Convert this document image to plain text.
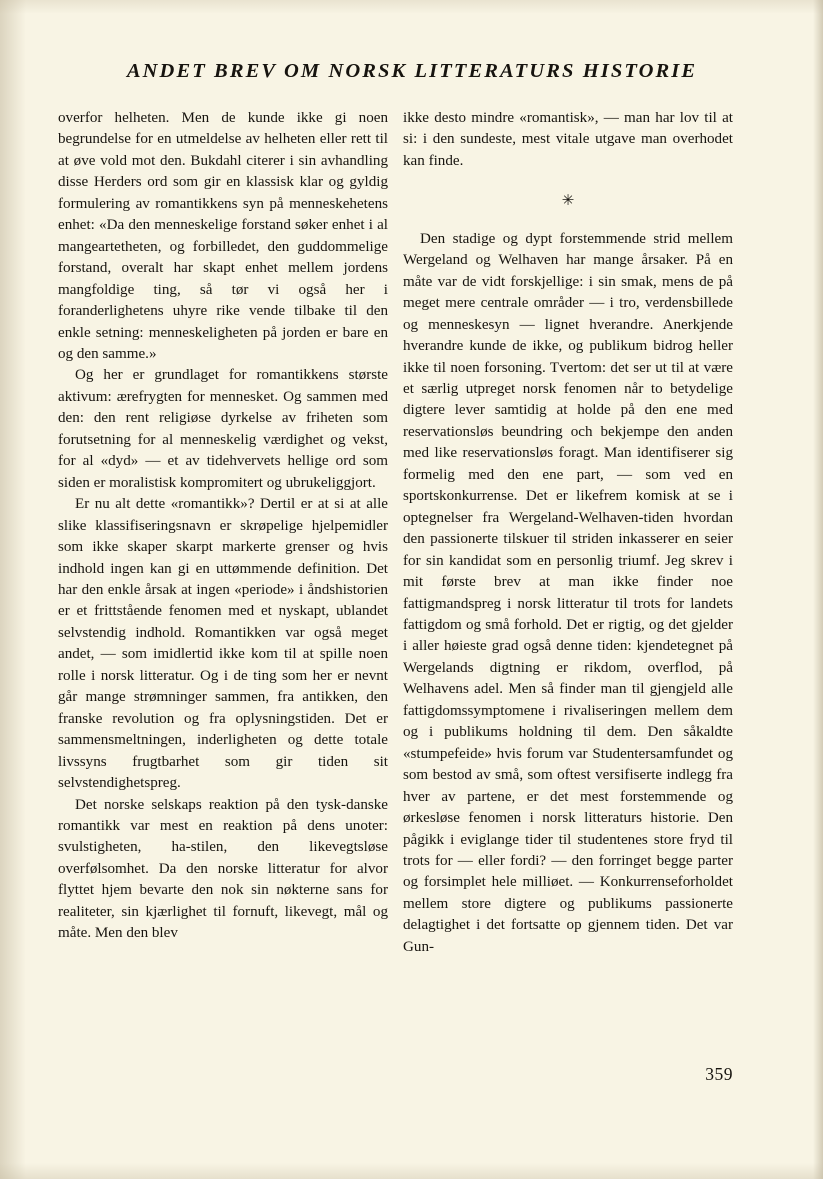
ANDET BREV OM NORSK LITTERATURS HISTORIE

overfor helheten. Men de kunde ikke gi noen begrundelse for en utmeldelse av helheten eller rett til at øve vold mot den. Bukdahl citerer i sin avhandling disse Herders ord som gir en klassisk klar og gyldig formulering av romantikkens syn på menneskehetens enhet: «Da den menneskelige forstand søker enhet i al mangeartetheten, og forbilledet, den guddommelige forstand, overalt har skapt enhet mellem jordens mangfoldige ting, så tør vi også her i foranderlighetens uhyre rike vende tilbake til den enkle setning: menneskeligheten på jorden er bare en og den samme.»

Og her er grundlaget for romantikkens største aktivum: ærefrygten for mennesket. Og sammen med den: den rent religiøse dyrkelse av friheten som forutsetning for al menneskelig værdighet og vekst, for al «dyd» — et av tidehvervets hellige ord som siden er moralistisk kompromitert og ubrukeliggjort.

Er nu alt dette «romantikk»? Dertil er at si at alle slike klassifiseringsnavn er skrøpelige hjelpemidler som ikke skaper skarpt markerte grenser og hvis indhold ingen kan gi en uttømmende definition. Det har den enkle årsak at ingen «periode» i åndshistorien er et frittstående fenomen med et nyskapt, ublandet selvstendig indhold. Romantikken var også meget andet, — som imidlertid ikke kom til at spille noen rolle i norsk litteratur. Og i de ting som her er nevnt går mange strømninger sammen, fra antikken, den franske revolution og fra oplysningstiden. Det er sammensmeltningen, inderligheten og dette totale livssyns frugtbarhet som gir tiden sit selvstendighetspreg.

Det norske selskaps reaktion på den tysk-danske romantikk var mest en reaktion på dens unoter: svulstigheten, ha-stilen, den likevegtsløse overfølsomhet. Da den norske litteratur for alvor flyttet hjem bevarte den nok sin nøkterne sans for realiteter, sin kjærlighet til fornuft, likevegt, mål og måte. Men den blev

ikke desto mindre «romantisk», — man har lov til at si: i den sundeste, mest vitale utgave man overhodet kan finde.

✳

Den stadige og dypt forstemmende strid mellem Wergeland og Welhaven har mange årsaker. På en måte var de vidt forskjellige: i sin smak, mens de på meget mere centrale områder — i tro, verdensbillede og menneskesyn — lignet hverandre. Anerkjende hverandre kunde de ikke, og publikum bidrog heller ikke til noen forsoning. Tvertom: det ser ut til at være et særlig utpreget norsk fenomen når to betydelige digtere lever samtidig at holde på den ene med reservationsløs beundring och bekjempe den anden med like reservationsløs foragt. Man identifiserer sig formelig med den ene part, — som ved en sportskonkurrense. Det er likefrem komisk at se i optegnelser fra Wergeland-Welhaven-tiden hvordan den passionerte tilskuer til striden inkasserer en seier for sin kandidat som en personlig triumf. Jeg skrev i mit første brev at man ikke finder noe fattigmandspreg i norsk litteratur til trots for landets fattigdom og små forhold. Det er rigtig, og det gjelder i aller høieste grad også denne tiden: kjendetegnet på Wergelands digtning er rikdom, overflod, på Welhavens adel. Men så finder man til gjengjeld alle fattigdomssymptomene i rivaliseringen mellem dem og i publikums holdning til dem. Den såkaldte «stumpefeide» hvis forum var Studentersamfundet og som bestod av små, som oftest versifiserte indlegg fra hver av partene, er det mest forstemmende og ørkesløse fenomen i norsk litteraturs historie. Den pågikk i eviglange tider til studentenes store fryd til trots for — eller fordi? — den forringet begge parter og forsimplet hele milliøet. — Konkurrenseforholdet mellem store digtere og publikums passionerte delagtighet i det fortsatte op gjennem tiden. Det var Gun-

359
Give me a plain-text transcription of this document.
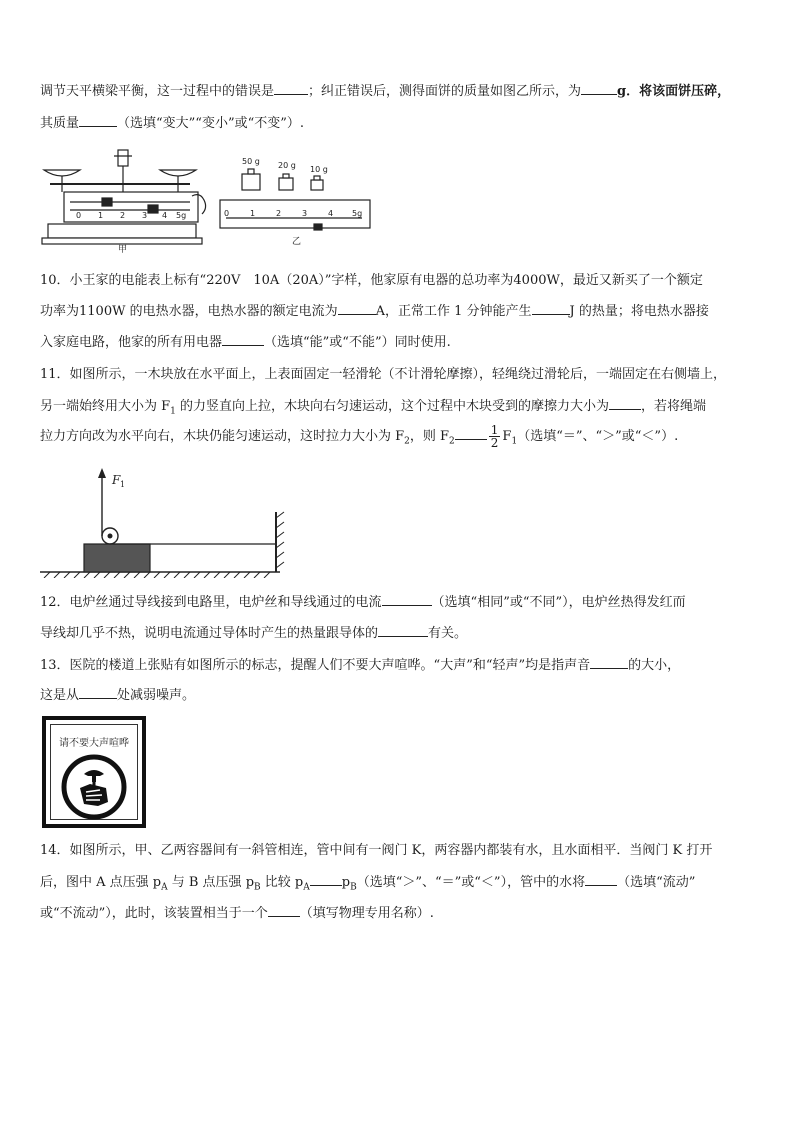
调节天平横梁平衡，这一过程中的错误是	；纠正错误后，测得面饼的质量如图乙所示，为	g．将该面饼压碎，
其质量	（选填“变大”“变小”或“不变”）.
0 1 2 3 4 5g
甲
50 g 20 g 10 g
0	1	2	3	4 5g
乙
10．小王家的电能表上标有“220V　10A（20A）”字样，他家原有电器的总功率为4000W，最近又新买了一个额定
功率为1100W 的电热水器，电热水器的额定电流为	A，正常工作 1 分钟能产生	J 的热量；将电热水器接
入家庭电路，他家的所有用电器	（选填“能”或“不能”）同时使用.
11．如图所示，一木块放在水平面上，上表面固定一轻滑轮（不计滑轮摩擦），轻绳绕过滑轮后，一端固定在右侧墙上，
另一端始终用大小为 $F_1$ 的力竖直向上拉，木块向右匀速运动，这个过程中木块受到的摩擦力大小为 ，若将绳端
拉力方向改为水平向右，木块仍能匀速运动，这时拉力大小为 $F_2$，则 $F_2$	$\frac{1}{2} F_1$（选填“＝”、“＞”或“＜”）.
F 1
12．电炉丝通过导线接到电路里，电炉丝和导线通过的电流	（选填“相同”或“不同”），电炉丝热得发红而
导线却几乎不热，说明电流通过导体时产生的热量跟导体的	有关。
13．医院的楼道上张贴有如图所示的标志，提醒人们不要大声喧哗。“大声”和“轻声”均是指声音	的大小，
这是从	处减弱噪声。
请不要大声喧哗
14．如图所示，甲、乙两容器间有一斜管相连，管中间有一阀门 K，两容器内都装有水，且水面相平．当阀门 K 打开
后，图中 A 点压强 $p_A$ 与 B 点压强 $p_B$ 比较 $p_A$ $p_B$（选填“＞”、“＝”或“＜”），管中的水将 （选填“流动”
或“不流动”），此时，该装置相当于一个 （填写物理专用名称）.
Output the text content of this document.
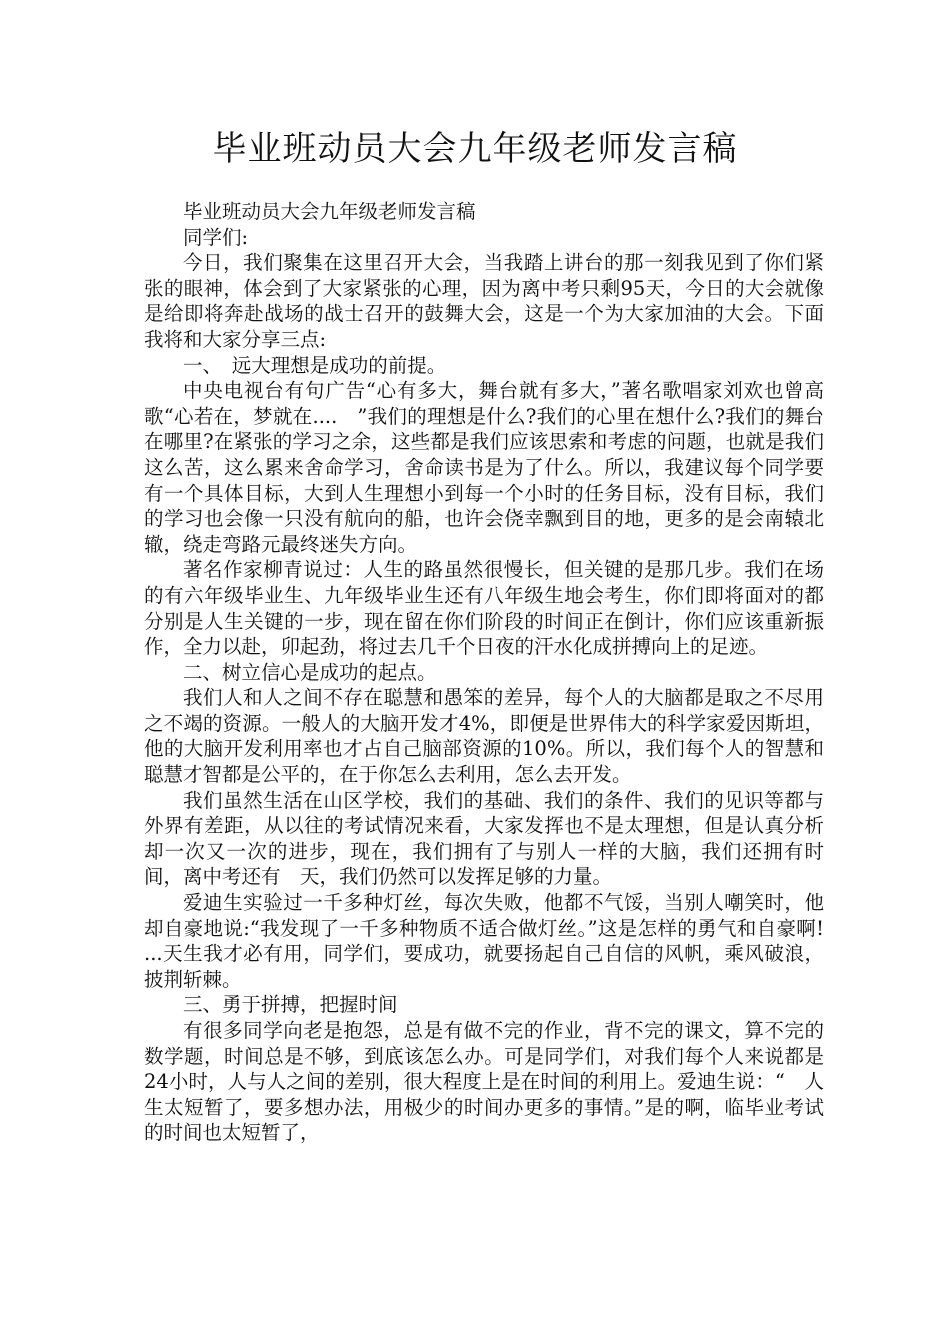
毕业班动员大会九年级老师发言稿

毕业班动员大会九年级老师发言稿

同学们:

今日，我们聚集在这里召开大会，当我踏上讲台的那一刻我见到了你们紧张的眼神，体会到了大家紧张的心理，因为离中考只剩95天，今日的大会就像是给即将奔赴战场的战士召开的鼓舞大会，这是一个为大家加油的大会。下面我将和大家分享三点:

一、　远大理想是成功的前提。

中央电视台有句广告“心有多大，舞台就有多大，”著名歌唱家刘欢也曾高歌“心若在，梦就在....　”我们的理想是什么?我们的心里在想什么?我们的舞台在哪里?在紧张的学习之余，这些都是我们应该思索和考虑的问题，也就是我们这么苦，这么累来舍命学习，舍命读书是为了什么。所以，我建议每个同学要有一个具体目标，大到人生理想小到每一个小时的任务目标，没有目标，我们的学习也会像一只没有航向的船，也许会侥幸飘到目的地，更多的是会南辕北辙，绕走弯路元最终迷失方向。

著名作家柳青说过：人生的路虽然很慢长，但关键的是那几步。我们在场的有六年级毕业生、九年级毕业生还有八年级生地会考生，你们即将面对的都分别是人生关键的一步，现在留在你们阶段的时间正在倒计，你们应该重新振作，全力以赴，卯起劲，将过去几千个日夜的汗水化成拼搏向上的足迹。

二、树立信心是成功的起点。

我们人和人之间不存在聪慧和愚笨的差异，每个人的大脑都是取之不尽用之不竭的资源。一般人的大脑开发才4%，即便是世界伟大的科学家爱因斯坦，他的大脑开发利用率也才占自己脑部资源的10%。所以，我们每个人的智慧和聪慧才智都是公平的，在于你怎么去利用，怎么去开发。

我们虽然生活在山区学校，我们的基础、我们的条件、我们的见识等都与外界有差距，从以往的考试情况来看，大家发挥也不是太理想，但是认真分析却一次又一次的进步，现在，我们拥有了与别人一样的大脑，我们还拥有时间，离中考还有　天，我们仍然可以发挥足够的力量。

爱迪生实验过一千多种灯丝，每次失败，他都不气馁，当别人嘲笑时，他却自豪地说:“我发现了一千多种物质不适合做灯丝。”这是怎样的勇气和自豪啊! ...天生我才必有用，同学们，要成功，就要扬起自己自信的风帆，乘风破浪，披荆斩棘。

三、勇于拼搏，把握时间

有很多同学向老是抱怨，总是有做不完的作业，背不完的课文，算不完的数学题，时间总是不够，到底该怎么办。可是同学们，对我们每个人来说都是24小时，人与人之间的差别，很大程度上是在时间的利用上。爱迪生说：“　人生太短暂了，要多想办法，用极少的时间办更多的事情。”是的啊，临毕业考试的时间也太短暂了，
══════════════════════════════
#### [TASK DIRECTIONS]
Show all lines above holding "text".

#### [EXPECTED ANSWER]
Convert this document image to plain text.
Give me a plain-text transcription of this document.
Output the text content of this document.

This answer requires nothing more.